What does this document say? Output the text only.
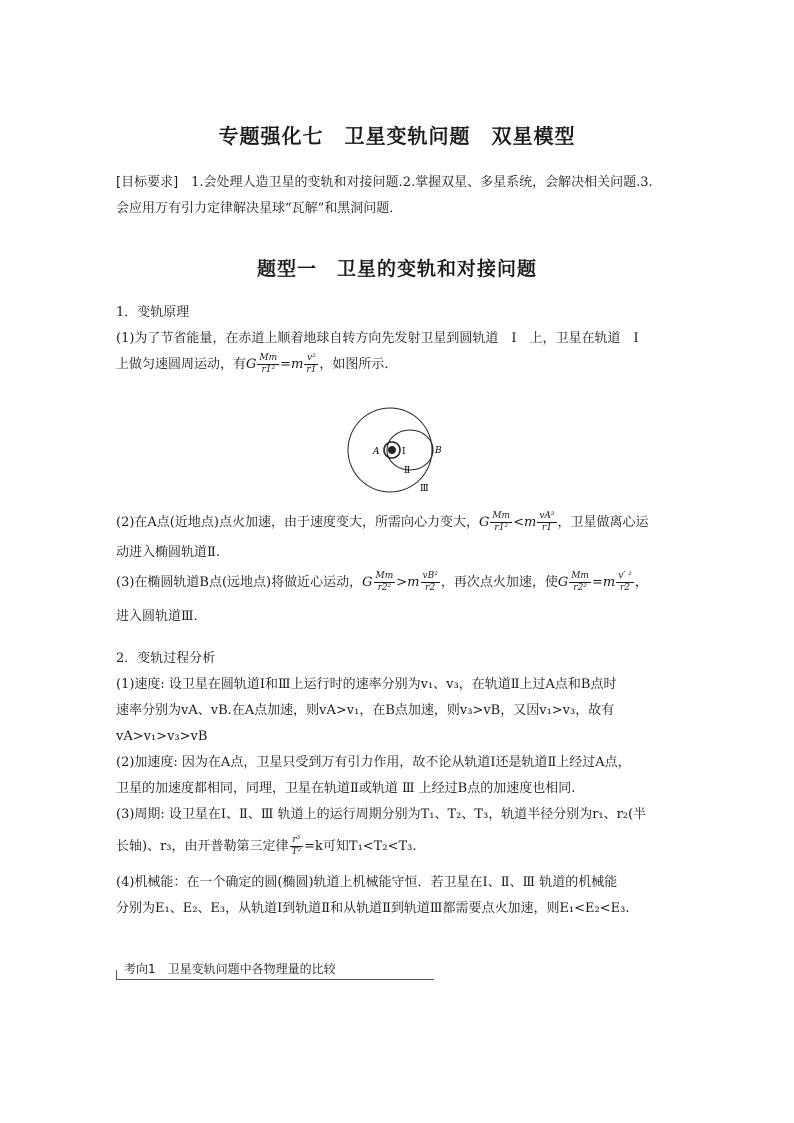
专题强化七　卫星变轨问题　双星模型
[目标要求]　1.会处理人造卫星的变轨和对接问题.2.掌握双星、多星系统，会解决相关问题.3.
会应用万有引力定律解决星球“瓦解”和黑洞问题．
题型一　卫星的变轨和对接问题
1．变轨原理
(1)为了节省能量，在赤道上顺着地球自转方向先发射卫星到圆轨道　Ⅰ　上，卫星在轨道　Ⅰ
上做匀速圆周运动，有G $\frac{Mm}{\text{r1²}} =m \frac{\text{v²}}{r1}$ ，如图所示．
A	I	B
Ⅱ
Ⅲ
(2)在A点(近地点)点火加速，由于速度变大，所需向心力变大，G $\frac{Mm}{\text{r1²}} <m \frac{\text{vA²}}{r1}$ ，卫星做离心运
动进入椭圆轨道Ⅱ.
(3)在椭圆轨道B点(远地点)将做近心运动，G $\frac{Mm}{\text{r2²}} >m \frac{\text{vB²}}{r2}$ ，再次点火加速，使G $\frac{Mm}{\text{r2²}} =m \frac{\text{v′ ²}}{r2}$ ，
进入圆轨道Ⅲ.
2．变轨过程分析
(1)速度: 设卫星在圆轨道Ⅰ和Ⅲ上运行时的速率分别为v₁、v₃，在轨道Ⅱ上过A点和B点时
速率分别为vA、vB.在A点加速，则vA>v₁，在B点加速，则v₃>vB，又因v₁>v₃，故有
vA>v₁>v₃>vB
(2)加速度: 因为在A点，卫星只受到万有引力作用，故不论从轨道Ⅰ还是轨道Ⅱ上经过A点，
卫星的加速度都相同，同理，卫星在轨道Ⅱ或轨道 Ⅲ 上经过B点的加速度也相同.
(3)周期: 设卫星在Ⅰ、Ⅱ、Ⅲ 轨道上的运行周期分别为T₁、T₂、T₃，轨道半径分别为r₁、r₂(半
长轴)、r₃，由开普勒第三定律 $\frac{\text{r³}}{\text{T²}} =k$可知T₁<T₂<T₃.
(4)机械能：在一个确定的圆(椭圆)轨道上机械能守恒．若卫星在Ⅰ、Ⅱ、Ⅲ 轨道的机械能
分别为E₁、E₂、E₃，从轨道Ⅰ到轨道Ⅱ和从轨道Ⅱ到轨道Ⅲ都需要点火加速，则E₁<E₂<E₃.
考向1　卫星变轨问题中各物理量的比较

* Problem statement:
Set each line of the records down exactly, leaving every picture out.

* Reply:
What does this document say? Output the text only.
专题强化七　卫星变轨问题　双星模型
[目标要求]　1.会处理人造卫星的变轨和对接问题.2.掌握双星、多星系统，会解决相关问题.3.
会应用万有引力定律解决星球“瓦解”和黑洞问题．
题型一　卫星的变轨和对接问题
1．变轨原理
(1)为了节省能量，在赤道上顺着地球自转方向先发射卫星到圆轨道　Ⅰ　上，卫星在轨道　Ⅰ
上做匀速圆周运动，有G $\frac{Mm}{\text{r1²}} =m \frac{\text{v²}}{r1}$ ，如图所示．
A	I	B
Ⅱ
Ⅲ
(2)在A点(近地点)点火加速，由于速度变大，所需向心力变大，G $\frac{Mm}{\text{r1²}} <m \frac{\text{vA²}}{r1}$ ，卫星做离心运
动进入椭圆轨道Ⅱ.
(3)在椭圆轨道B点(远地点)将做近心运动，G $\frac{Mm}{\text{r2²}} >m \frac{\text{vB²}}{r2}$ ，再次点火加速，使G $\frac{Mm}{\text{r2²}} =m \frac{\text{v′ ²}}{r2}$ ，
进入圆轨道Ⅲ.
2．变轨过程分析
(1)速度: 设卫星在圆轨道Ⅰ和Ⅲ上运行时的速率分别为v₁、v₃，在轨道Ⅱ上过A点和B点时
速率分别为vA、vB.在A点加速，则vA>v₁，在B点加速，则v₃>vB，又因v₁>v₃，故有
vA>v₁>v₃>vB
(2)加速度: 因为在A点，卫星只受到万有引力作用，故不论从轨道Ⅰ还是轨道Ⅱ上经过A点，
卫星的加速度都相同，同理，卫星在轨道Ⅱ或轨道 Ⅲ 上经过B点的加速度也相同.
(3)周期: 设卫星在Ⅰ、Ⅱ、Ⅲ 轨道上的运行周期分别为T₁、T₂、T₃，轨道半径分别为r₁、r₂(半
长轴)、r₃，由开普勒第三定律 $\frac{\text{r³}}{\text{T²}} =k$可知T₁<T₂<T₃.
(4)机械能：在一个确定的圆(椭圆)轨道上机械能守恒．若卫星在Ⅰ、Ⅱ、Ⅲ 轨道的机械能
分别为E₁、E₂、E₃，从轨道Ⅰ到轨道Ⅱ和从轨道Ⅱ到轨道Ⅲ都需要点火加速，则E₁<E₂<E₃.
考向1　卫星变轨问题中各物理量的比较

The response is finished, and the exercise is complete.